## [Task details]
Extract each line from the entries below that has the string "Theme" in it.

[Dataset records]
━━━━━━━━━━━━━━━━
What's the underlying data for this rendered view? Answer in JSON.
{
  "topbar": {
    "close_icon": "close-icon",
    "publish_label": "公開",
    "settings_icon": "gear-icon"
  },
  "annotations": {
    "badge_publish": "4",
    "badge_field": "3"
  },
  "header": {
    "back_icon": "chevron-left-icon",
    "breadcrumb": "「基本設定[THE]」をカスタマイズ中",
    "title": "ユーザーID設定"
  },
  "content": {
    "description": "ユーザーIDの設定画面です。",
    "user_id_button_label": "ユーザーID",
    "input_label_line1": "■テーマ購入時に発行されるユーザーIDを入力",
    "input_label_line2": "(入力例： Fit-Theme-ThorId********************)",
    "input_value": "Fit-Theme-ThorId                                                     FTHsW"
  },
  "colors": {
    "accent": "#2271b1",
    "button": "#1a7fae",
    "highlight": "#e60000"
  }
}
━━━━━━━━━━━━━━━━
## [Complete response]
    "input_label_line2": "(入力例： Fit-Theme-ThorId********************)",
    "input_value": "Fit-Theme-ThorId                                                     FTHsW"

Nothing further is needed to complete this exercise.